Skip the pictures and quote all of the lines exactly.

BEGIN ROWS

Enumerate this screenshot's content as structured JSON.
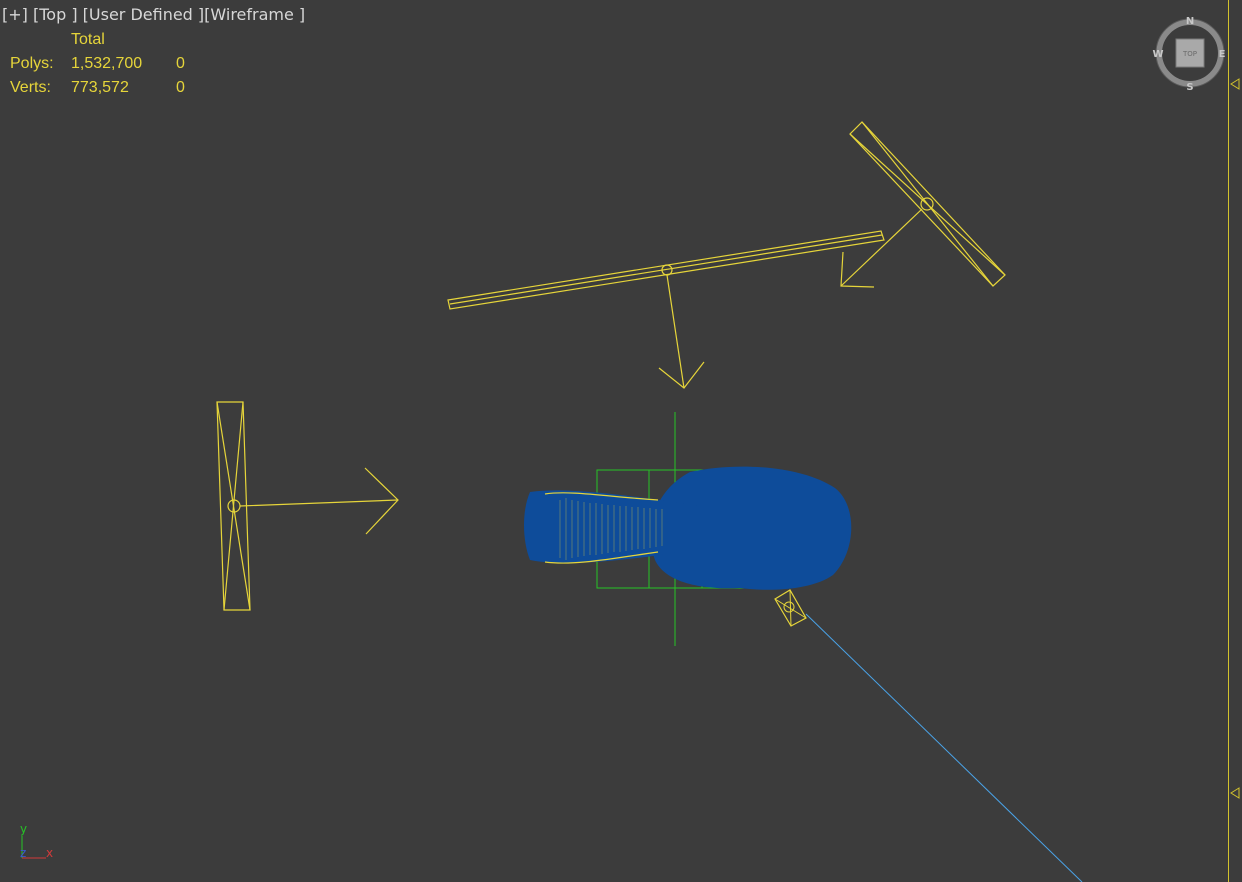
{
  "viewport": {
    "label_plus": "[+]",
    "label_view": "[Top ]",
    "label_shading_mode": "[User Defined ]",
    "label_display": "[Wireframe ]"
  },
  "stats": {
    "header": "Total",
    "polys_label": "Polys:",
    "polys_total": "1,532,700",
    "polys_selected": "0",
    "verts_label": "Verts:",
    "verts_total": "773,572",
    "verts_selected": "0"
  },
  "viewcube": {
    "face": "TOP",
    "north": "N",
    "south": "S",
    "east": "E",
    "west": "W"
  },
  "axis_gizmo": {
    "x": "x",
    "y": "y",
    "z": "z"
  },
  "colors": {
    "background": "#3c3c3c",
    "light_wire": "#e6d53a",
    "mesh_fill": "#0e4c9a",
    "grid_axis": "#26c326",
    "camera_line": "#4aa3e8"
  }
}
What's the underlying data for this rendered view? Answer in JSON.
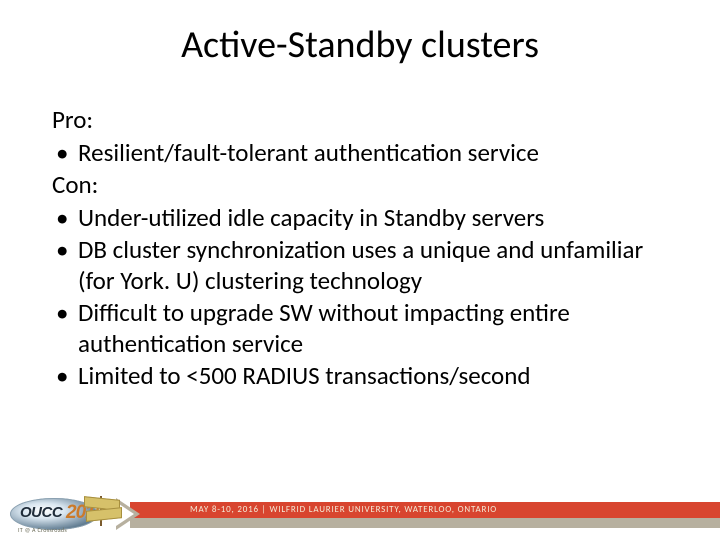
{
  "title": "Active-Standby clusters",
  "pro_label": "Pro:",
  "pros": [
    "Resilient/fault-tolerant authentication service"
  ],
  "con_label": "Con:",
  "cons": [
    "Under-utilized idle capacity in Standby servers",
    "DB cluster synchronization uses a unique and unfamiliar (for York. U) clustering technology",
    "Difficult to upgrade SW without impacting entire authentication service",
    "Limited to <500 RADIUS transactions/second"
  ],
  "footer": {
    "date_venue": "MAY 8-10, 2016  |  WILFRID LAURIER UNIVERSITY, WATERLOO, ONTARIO",
    "logo_main": "OUCC",
    "logo_year": "2016",
    "logo_sub": "IT @ A Crossroads"
  }
}
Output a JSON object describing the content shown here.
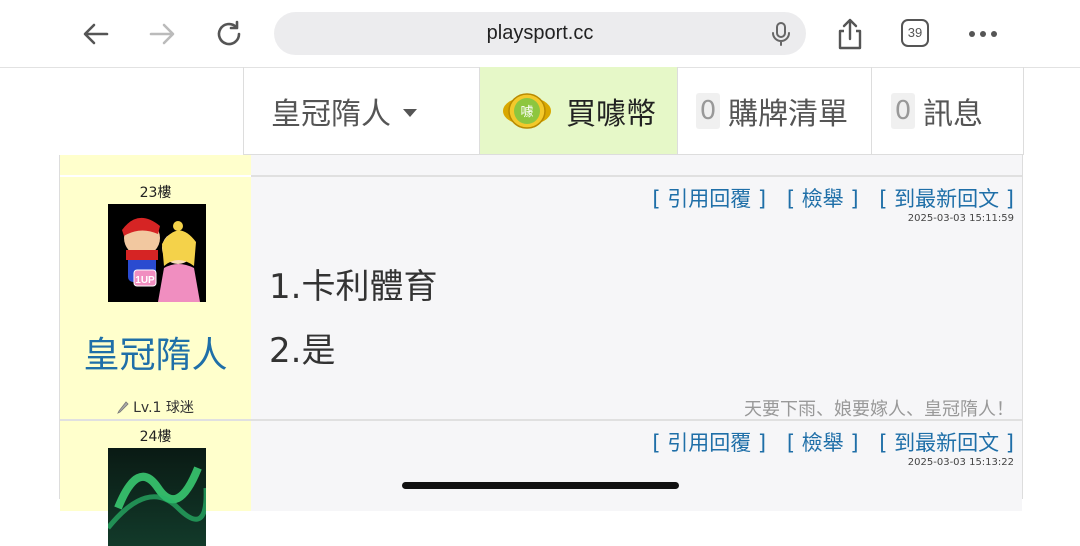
{
  "browser": {
    "url": "playsport.cc",
    "tab_count": "39"
  },
  "site_nav": {
    "user_name": "皇冠隋人",
    "buy_coin_label": "買噱幣",
    "coin_icon_text": "噱",
    "cart_count": "0",
    "cart_label": "購牌清單",
    "message_count": "0",
    "message_label": "訊息"
  },
  "posts": [
    {
      "floor": "23樓",
      "author": "皇冠隋人",
      "level": "Lv.1 球迷",
      "actions": [
        "[ 引用回覆 ]",
        "[ 檢舉 ]",
        "[ 到最新回文 ]"
      ],
      "time": "2025-03-03 15:11:59",
      "content": [
        "1.卡利體育",
        "2.是"
      ],
      "signature": "天要下雨、娘要嫁人、皇冠隋人！"
    },
    {
      "floor": "24樓",
      "actions": [
        "[ 引用回覆 ]",
        "[ 檢舉 ]",
        "[ 到最新回文 ]"
      ],
      "time": "2025-03-03 15:13:22"
    }
  ],
  "colors": {
    "link": "#1f6fa8",
    "author_bg": "#ffffcc",
    "buy_bg": "#e6f8c8"
  }
}
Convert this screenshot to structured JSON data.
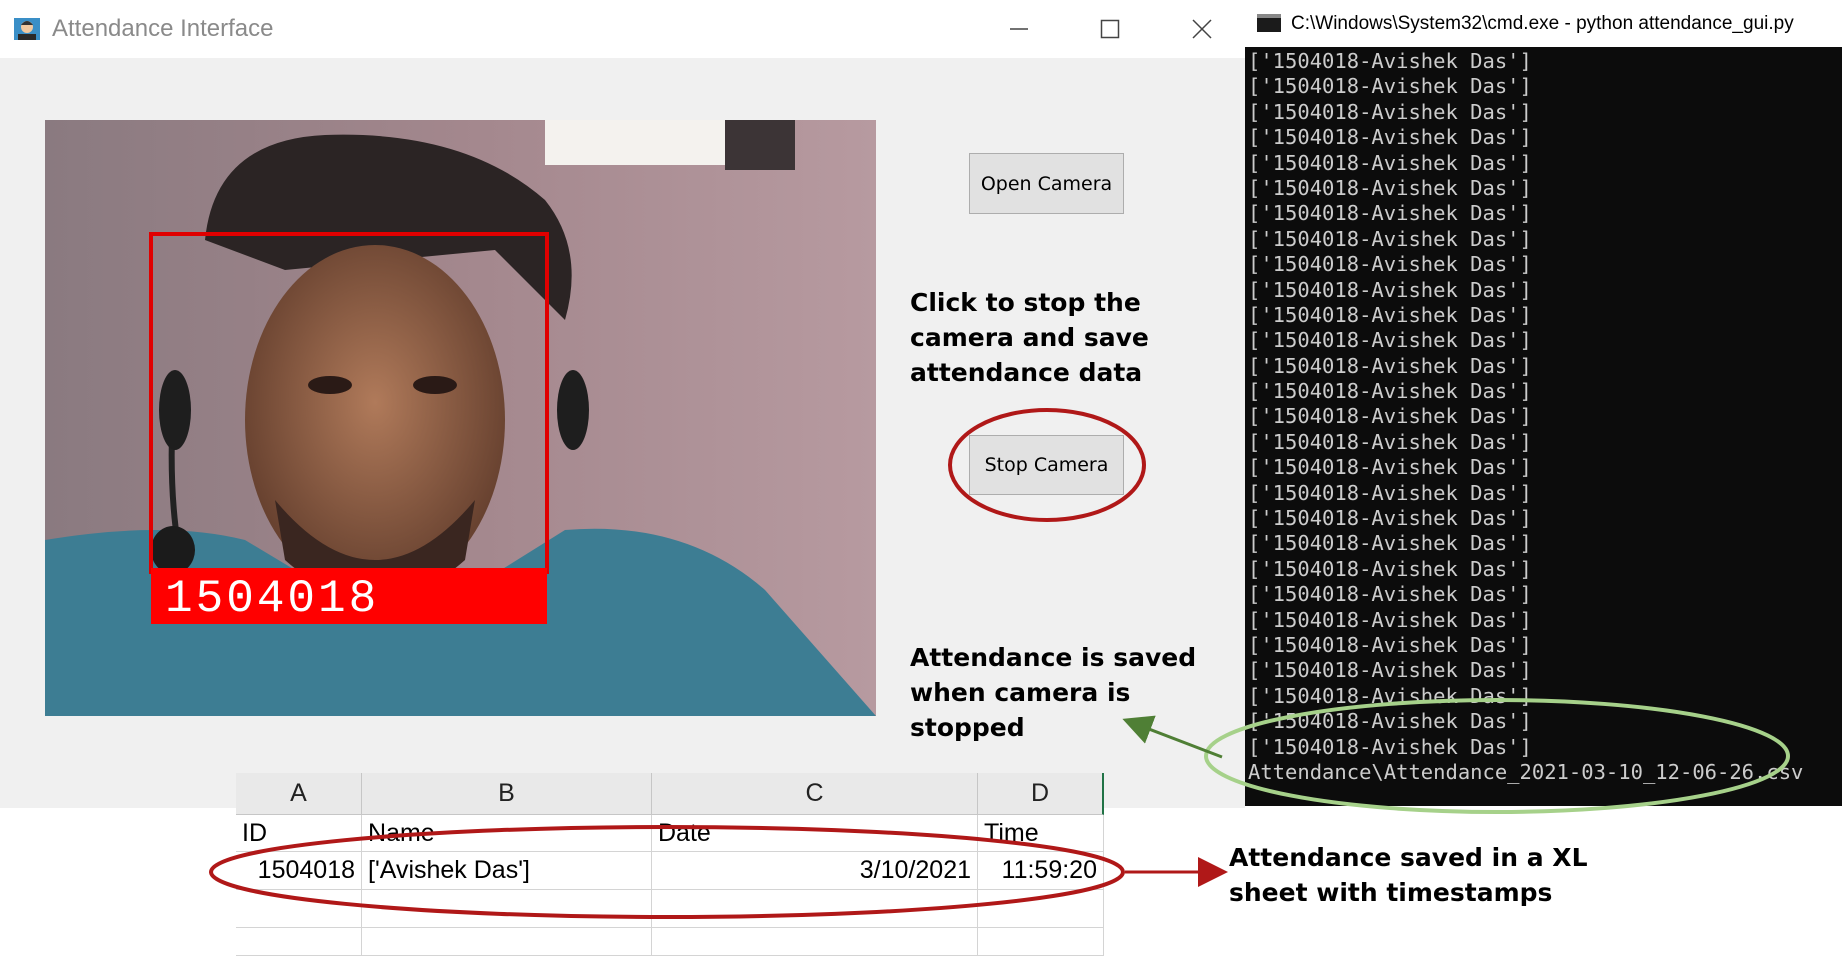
{
  "app_window": {
    "title": "Attendance Interface",
    "open_camera_label": "Open Camera",
    "stop_camera_label": "Stop Camera",
    "detected_id": "1504018"
  },
  "annotations": {
    "stop_note": "Click to stop the camera and save attendance data",
    "saved_note": "Attendance is saved when camera is stopped",
    "xl_note": "Attendance saved in a XL sheet with timestamps"
  },
  "console": {
    "title": "C:\\Windows\\System32\\cmd.exe - python  attendance_gui.py",
    "lines": [
      "['1504018-Avishek Das']",
      "['1504018-Avishek Das']",
      "['1504018-Avishek Das']",
      "['1504018-Avishek Das']",
      "['1504018-Avishek Das']",
      "['1504018-Avishek Das']",
      "['1504018-Avishek Das']",
      "['1504018-Avishek Das']",
      "['1504018-Avishek Das']",
      "['1504018-Avishek Das']",
      "['1504018-Avishek Das']",
      "['1504018-Avishek Das']",
      "['1504018-Avishek Das']",
      "['1504018-Avishek Das']",
      "['1504018-Avishek Das']",
      "['1504018-Avishek Das']",
      "['1504018-Avishek Das']",
      "['1504018-Avishek Das']",
      "['1504018-Avishek Das']",
      "['1504018-Avishek Das']",
      "['1504018-Avishek Das']",
      "['1504018-Avishek Das']",
      "['1504018-Avishek Das']",
      "['1504018-Avishek Das']",
      "['1504018-Avishek Das']",
      "['1504018-Avishek Das']",
      "['1504018-Avishek Das']",
      "['1504018-Avishek Das']",
      "Attendance\\Attendance_2021-03-10_12-06-26.csv"
    ]
  },
  "sheet": {
    "columns": [
      "A",
      "B",
      "C",
      "D"
    ],
    "headers": [
      "ID",
      "Name",
      "Date",
      "Time"
    ],
    "row": [
      "1504018",
      "['Avishek Das']",
      "3/10/2021",
      "11:59:20"
    ]
  },
  "colors": {
    "detection_box": "#e00000",
    "highlight_ellipse": "#b01818",
    "console_highlight": "#a6d18a",
    "arrow_green": "#4f7f35"
  }
}
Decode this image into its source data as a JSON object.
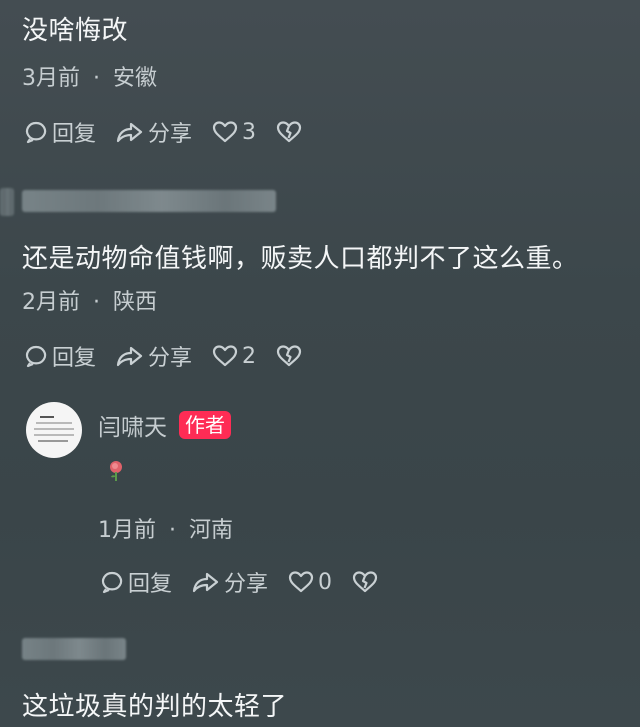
{
  "comments": [
    {
      "text": "没啥悔改",
      "time": "3月前",
      "dot": "·",
      "location": "安徽",
      "reply": "回复",
      "share": "分享",
      "likes": "3"
    },
    {
      "text": "还是动物命值钱啊，贩卖人口都判不了这么重。",
      "time": "2月前",
      "dot": "·",
      "location": "陕西",
      "reply": "回复",
      "share": "分享",
      "likes": "2"
    },
    {
      "text": "这垃圾真的判的太轻了"
    }
  ],
  "author_reply": {
    "username": "闫啸天",
    "badge": "作者",
    "emoji": "rose-icon",
    "time": "1月前",
    "dot": "·",
    "location": "河南",
    "reply": "回复",
    "share": "分享",
    "likes": "0"
  },
  "colors": {
    "background": "#3f4b4f",
    "badge": "#fe2c55",
    "meta_text": "#c6cdd0"
  }
}
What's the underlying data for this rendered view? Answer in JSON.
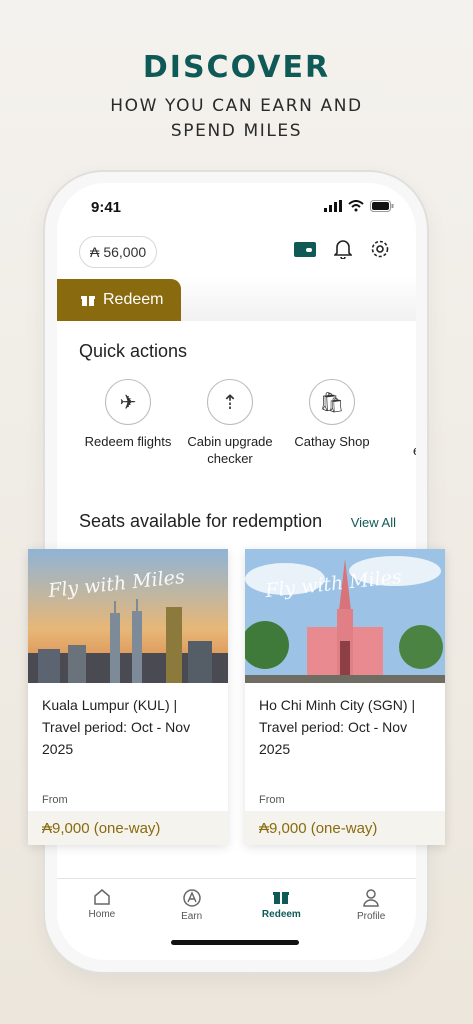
{
  "hero": {
    "title": "DISCOVER",
    "subtitle_line1": "HOW YOU CAN EARN AND",
    "subtitle_line2": "SPEND MILES"
  },
  "status_bar": {
    "time": "9:41"
  },
  "header": {
    "miles_balance": "56,000",
    "icons": [
      "membership-card-icon",
      "bell-icon",
      "gear-icon"
    ]
  },
  "tab": {
    "label": "Redeem"
  },
  "quick_actions": {
    "title": "Quick actions",
    "items": [
      {
        "icon": "plane-icon",
        "label": "Redeem flights"
      },
      {
        "icon": "seat-upgrade-icon",
        "label": "Cabin upgrade checker"
      },
      {
        "icon": "shopping-bag-icon",
        "label": "Cathay Shop"
      },
      {
        "icon": "more-icon",
        "label": "ex"
      }
    ]
  },
  "seats": {
    "title": "Seats available for redemption",
    "view_all": "View All",
    "cards": [
      {
        "image_script": "Fly with Miles",
        "title": "Kuala Lumpur (KUL) | Travel period: Oct - Nov 2025",
        "from_label": "From",
        "price": "9,000 (one-way)"
      },
      {
        "image_script": "Fly with Miles",
        "title": "Ho Chi Minh City (SGN) | Travel period: Oct - Nov 2025",
        "from_label": "From",
        "price": "9,000 (one-way)"
      }
    ]
  },
  "bottom_nav": {
    "items": [
      {
        "label": "Home",
        "icon": "home-icon"
      },
      {
        "label": "Earn",
        "icon": "asia-miles-icon"
      },
      {
        "label": "Redeem",
        "icon": "gift-icon",
        "active": true
      },
      {
        "label": "Profile",
        "icon": "profile-icon"
      }
    ]
  },
  "colors": {
    "brand_green": "#0f5a57",
    "redeem_gold": "#8a6a0e"
  }
}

END ROWS

PROBLEM SOLUTION =>
Enumerate this screenshot's content as structured JSON.
{
  "viewport": {
    "label_plus": "[+]",
    "label_view": "[Top ]",
    "label_shading_mode": "[User Defined ]",
    "label_display": "[Wireframe ]"
  },
  "stats": {
    "header": "Total",
    "polys_label": "Polys:",
    "polys_total": "1,532,700",
    "polys_selected": "0",
    "verts_label": "Verts:",
    "verts_total": "773,572",
    "verts_selected": "0"
  },
  "viewcube": {
    "face": "TOP",
    "north": "N",
    "south": "S",
    "east": "E",
    "west": "W"
  },
  "axis_gizmo": {
    "x": "x",
    "y": "y",
    "z": "z"
  },
  "colors": {
    "background": "#3c3c3c",
    "light_wire": "#e6d53a",
    "mesh_fill": "#0e4c9a",
    "grid_axis": "#26c326",
    "camera_line": "#4aa3e8"
  }
}
What's the underlying data for this rendered view? Answer in JSON.
{
  "title": "Active-Standby clusters",
  "pro_label": "Pro:",
  "pros": [
    "Resilient/fault-tolerant authentication service"
  ],
  "con_label": "Con:",
  "cons": [
    "Under-utilized idle capacity in Standby servers",
    "DB cluster synchronization uses a unique and unfamiliar (for York. U) clustering technology",
    "Difficult to upgrade SW without impacting entire authentication service",
    "Limited to <500 RADIUS transactions/second"
  ],
  "footer": {
    "date_venue": "MAY 8-10, 2016  |  WILFRID LAURIER UNIVERSITY, WATERLOO, ONTARIO",
    "logo_main": "OUCC",
    "logo_year": "2016",
    "logo_sub": "IT @ A Crossroads"
  }
}
Output a JSON object describing the content shown here.
{
  "browser": {
    "url": "playsport.cc",
    "tab_count": "39"
  },
  "site_nav": {
    "user_name": "皇冠隋人",
    "buy_coin_label": "買噱幣",
    "coin_icon_text": "噱",
    "cart_count": "0",
    "cart_label": "購牌清單",
    "message_count": "0",
    "message_label": "訊息"
  },
  "posts": [
    {
      "floor": "23樓",
      "author": "皇冠隋人",
      "level": "Lv.1 球迷",
      "actions": [
        "[ 引用回覆 ]",
        "[ 檢舉 ]",
        "[ 到最新回文 ]"
      ],
      "time": "2025-03-03 15:11:59",
      "content": [
        "1.卡利體育",
        "2.是"
      ],
      "signature": "天要下雨、娘要嫁人、皇冠隋人！"
    },
    {
      "floor": "24樓",
      "actions": [
        "[ 引用回覆 ]",
        "[ 檢舉 ]",
        "[ 到最新回文 ]"
      ],
      "time": "2025-03-03 15:13:22"
    }
  ],
  "colors": {
    "link": "#1f6fa8",
    "author_bg": "#ffffcc",
    "buy_bg": "#e6f8c8"
  }
}
Convert this screenshot to structured JSON data.
{
  "app_window": {
    "title": "Attendance Interface",
    "open_camera_label": "Open Camera",
    "stop_camera_label": "Stop Camera",
    "detected_id": "1504018"
  },
  "annotations": {
    "stop_note": "Click to stop the camera and save attendance data",
    "saved_note": "Attendance is saved when camera is stopped",
    "xl_note": "Attendance saved in a XL sheet with timestamps"
  },
  "console": {
    "title": "C:\\Windows\\System32\\cmd.exe - python  attendance_gui.py",
    "lines": [
      "['1504018-Avishek Das']",
      "['1504018-Avishek Das']",
      "['1504018-Avishek Das']",
      "['1504018-Avishek Das']",
      "['1504018-Avishek Das']",
      "['1504018-Avishek Das']",
      "['1504018-Avishek Das']",
      "['1504018-Avishek Das']",
      "['1504018-Avishek Das']",
      "['1504018-Avishek Das']",
      "['1504018-Avishek Das']",
      "['1504018-Avishek Das']",
      "['1504018-Avishek Das']",
      "['1504018-Avishek Das']",
      "['1504018-Avishek Das']",
      "['1504018-Avishek Das']",
      "['1504018-Avishek Das']",
      "['1504018-Avishek Das']",
      "['1504018-Avishek Das']",
      "['1504018-Avishek Das']",
      "['1504018-Avishek Das']",
      "['1504018-Avishek Das']",
      "['1504018-Avishek Das']",
      "['1504018-Avishek Das']",
      "['1504018-Avishek Das']",
      "['1504018-Avishek Das']",
      "['1504018-Avishek Das']",
      "['1504018-Avishek Das']",
      "Attendance\\Attendance_2021-03-10_12-06-26.csv"
    ]
  },
  "sheet": {
    "columns": [
      "A",
      "B",
      "C",
      "D"
    ],
    "headers": [
      "ID",
      "Name",
      "Date",
      "Time"
    ],
    "row": [
      "1504018",
      "['Avishek Das']",
      "3/10/2021",
      "11:59:20"
    ]
  },
  "colors": {
    "detection_box": "#e00000",
    "highlight_ellipse": "#b01818",
    "console_highlight": "#a6d18a",
    "arrow_green": "#4f7f35"
  }
}
Decode this image into its source data as a JSON object.
{
  "comments": [
    {
      "text": "没啥悔改",
      "time": "3月前",
      "dot": "·",
      "location": "安徽",
      "reply": "回复",
      "share": "分享",
      "likes": "3"
    },
    {
      "text": "还是动物命值钱啊，贩卖人口都判不了这么重。",
      "time": "2月前",
      "dot": "·",
      "location": "陕西",
      "reply": "回复",
      "share": "分享",
      "likes": "2"
    },
    {
      "text": "这垃圾真的判的太轻了"
    }
  ],
  "author_reply": {
    "username": "闫啸天",
    "badge": "作者",
    "emoji": "rose-icon",
    "time": "1月前",
    "dot": "·",
    "location": "河南",
    "reply": "回复",
    "share": "分享",
    "likes": "0"
  },
  "colors": {
    "background": "#3f4b4f",
    "badge": "#fe2c55",
    "meta_text": "#c6cdd0"
  }
}
What's the underlying data for this rendered view? Answer in JSON.
{
  "hero": {
    "title": "DISCOVER",
    "subtitle_line1": "HOW YOU CAN EARN AND",
    "subtitle_line2": "SPEND MILES"
  },
  "status_bar": {
    "time": "9:41"
  },
  "header": {
    "miles_balance": "56,000",
    "icons": [
      "membership-card-icon",
      "bell-icon",
      "gear-icon"
    ]
  },
  "tab": {
    "label": "Redeem"
  },
  "quick_actions": {
    "title": "Quick actions",
    "items": [
      {
        "icon": "plane-icon",
        "label": "Redeem flights"
      },
      {
        "icon": "seat-upgrade-icon",
        "label": "Cabin upgrade checker"
      },
      {
        "icon": "shopping-bag-icon",
        "label": "Cathay Shop"
      },
      {
        "icon": "more-icon",
        "label": "ex"
      }
    ]
  },
  "seats": {
    "title": "Seats available for redemption",
    "view_all": "View All",
    "cards": [
      {
        "image_script": "Fly with Miles",
        "title": "Kuala Lumpur (KUL) | Travel period: Oct - Nov 2025",
        "from_label": "From",
        "price": "9,000 (one-way)"
      },
      {
        "image_script": "Fly with Miles",
        "title": "Ho Chi Minh City (SGN) | Travel period: Oct - Nov 2025",
        "from_label": "From",
        "price": "9,000 (one-way)"
      }
    ]
  },
  "bottom_nav": {
    "items": [
      {
        "label": "Home",
        "icon": "home-icon"
      },
      {
        "label": "Earn",
        "icon": "asia-miles-icon"
      },
      {
        "label": "Redeem",
        "icon": "gift-icon",
        "active": true
      },
      {
        "label": "Profile",
        "icon": "profile-icon"
      }
    ]
  },
  "colors": {
    "brand_green": "#0f5a57",
    "redeem_gold": "#8a6a0e"
  }
}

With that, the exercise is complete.